■ What to do
Gather each line containing the string "Descrição" from these entries.

■ Raw records
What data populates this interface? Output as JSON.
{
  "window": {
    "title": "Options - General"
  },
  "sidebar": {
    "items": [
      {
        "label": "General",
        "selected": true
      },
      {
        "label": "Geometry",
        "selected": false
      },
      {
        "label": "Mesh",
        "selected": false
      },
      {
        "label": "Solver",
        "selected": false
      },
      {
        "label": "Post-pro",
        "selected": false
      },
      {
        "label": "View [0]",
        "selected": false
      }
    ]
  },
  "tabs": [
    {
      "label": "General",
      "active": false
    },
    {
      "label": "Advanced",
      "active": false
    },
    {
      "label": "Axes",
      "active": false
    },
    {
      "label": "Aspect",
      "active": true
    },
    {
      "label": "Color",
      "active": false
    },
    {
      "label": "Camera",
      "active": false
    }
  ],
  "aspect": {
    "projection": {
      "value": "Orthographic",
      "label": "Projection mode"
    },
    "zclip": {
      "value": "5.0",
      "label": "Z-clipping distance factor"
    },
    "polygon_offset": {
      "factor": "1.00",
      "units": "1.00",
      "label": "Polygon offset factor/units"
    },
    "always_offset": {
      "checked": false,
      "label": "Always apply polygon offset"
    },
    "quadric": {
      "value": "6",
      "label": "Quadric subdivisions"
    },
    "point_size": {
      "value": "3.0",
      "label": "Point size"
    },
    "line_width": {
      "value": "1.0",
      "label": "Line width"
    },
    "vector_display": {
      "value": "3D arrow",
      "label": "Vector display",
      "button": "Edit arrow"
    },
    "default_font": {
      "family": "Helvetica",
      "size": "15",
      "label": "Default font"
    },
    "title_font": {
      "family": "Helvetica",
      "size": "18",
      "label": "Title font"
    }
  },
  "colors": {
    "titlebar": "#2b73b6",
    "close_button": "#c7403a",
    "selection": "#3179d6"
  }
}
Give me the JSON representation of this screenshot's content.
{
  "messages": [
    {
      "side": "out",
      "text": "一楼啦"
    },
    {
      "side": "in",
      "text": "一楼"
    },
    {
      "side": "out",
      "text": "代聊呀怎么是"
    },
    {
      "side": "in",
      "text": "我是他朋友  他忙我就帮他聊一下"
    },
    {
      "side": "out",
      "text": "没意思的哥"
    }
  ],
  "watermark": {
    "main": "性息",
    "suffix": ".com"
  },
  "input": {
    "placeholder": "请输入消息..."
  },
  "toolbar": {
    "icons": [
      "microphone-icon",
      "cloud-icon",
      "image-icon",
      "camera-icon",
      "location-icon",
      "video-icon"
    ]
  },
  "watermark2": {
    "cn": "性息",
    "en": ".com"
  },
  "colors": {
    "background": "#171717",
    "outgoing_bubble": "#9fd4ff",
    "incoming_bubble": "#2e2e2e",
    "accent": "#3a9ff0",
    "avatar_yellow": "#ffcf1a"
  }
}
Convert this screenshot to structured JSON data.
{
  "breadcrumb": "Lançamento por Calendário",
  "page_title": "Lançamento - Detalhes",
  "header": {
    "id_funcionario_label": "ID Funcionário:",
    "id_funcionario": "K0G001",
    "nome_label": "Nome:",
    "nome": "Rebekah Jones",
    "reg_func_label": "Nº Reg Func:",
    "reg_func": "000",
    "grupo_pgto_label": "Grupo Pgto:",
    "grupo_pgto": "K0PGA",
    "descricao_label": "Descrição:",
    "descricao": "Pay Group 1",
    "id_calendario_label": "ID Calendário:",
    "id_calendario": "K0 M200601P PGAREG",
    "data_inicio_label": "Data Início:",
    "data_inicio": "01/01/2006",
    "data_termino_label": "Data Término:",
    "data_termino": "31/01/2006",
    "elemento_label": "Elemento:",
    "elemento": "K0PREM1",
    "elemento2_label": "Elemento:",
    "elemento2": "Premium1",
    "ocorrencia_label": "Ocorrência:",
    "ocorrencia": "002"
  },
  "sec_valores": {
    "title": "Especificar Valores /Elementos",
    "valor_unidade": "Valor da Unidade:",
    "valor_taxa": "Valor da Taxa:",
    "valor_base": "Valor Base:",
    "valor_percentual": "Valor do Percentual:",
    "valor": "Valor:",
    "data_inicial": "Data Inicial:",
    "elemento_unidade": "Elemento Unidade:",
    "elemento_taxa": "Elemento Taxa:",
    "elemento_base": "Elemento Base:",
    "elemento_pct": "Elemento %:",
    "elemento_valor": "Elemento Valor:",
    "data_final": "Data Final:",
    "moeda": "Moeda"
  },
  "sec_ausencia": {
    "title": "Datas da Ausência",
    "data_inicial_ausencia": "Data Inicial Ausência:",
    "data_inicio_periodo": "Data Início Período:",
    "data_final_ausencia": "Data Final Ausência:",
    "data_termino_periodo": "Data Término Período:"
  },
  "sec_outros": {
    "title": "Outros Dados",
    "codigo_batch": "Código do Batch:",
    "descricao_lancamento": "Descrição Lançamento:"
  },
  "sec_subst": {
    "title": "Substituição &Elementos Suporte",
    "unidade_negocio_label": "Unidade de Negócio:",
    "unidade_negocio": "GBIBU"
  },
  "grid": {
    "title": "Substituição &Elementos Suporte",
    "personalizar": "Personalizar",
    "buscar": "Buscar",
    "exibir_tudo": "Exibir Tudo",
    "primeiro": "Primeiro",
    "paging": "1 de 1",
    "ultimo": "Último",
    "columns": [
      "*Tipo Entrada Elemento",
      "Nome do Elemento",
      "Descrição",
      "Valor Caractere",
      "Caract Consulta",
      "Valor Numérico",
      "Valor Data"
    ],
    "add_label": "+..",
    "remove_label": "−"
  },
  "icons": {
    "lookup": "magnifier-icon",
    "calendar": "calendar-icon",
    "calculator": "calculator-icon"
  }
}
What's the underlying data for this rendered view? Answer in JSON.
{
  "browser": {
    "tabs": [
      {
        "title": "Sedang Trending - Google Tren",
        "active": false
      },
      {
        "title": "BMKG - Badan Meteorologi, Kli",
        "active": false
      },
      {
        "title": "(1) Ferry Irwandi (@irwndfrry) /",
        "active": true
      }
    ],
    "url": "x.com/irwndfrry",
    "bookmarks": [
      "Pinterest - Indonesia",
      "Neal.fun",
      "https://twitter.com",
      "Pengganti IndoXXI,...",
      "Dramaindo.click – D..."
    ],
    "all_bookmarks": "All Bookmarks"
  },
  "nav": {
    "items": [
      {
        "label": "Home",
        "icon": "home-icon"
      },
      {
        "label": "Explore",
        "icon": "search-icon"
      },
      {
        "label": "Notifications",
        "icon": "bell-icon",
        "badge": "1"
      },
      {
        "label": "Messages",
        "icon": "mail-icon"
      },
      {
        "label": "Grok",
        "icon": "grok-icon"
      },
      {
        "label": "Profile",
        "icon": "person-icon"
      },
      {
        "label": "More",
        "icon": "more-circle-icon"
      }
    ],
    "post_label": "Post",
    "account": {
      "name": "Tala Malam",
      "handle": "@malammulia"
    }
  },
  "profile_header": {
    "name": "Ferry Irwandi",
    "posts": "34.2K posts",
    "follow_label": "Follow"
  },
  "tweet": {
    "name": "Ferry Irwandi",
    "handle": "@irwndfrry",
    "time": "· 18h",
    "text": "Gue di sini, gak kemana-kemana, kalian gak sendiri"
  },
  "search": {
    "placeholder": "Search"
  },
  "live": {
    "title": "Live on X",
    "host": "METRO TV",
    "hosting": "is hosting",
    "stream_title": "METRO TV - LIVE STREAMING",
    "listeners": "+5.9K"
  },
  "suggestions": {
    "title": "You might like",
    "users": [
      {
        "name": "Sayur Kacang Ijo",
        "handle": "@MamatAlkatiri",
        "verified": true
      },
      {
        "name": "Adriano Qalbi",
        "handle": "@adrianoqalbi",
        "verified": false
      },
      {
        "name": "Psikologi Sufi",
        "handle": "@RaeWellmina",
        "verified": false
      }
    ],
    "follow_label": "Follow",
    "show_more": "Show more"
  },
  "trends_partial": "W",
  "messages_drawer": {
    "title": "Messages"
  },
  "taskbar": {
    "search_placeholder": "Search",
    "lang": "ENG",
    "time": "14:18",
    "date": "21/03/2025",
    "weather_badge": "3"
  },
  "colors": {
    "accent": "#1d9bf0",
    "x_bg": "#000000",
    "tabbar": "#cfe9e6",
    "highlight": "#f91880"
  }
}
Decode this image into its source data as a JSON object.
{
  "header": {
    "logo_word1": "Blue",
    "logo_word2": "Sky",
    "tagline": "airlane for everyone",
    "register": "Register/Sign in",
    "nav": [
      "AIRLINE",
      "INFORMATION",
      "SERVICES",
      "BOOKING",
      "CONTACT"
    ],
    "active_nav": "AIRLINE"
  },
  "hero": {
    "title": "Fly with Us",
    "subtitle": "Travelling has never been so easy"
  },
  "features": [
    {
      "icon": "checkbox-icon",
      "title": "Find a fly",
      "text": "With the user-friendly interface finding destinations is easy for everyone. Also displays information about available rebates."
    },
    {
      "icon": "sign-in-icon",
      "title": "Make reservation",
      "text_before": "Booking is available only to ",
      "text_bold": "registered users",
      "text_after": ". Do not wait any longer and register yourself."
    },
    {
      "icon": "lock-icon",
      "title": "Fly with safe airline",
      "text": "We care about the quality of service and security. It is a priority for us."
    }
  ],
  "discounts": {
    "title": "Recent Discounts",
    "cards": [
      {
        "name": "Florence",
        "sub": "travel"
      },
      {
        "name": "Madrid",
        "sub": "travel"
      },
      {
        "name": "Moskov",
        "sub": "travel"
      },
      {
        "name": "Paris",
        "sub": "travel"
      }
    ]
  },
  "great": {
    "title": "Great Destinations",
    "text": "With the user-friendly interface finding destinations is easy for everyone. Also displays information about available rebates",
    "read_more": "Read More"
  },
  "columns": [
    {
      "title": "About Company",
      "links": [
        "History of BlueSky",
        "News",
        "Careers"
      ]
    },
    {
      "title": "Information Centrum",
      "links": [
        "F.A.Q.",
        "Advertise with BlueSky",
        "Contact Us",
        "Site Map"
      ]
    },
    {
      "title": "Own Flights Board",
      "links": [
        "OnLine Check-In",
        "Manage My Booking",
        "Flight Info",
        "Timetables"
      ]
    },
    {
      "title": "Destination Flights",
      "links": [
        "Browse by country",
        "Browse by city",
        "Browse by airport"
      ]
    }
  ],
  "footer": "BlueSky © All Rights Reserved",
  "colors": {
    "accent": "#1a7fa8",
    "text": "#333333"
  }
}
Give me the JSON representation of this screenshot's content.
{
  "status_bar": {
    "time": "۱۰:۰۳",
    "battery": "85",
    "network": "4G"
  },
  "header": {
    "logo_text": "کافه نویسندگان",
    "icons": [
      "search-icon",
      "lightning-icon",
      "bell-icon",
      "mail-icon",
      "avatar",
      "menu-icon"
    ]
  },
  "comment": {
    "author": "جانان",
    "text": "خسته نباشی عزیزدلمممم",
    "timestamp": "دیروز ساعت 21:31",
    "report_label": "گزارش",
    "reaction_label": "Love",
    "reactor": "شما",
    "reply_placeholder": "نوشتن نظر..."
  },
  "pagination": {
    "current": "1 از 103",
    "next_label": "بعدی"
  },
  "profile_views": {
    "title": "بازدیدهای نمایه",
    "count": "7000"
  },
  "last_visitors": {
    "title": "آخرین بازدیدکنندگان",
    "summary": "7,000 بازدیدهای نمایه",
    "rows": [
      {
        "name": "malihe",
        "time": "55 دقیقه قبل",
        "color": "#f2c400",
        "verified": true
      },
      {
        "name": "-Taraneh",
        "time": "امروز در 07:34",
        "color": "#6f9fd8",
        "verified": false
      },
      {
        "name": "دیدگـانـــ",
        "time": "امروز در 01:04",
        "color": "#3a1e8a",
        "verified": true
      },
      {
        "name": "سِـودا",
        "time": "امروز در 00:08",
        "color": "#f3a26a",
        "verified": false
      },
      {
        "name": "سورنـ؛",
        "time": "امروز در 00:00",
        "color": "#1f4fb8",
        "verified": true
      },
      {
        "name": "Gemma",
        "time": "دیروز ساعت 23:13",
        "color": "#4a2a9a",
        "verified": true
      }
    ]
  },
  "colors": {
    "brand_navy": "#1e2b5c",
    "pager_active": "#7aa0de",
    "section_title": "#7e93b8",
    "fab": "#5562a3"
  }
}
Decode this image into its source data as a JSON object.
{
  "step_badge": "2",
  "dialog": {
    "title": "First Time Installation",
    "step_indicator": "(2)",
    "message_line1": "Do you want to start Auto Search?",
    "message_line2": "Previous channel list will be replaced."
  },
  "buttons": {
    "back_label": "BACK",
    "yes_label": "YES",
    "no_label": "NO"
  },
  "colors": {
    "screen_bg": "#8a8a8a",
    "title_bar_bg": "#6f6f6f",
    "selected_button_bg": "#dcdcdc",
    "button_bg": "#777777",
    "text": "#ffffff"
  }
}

■ Answer for this exercise
    "descricao_label": "Descrição:",
    "descricao_lancamento": "Descrição Lançamento:"
      "Descrição",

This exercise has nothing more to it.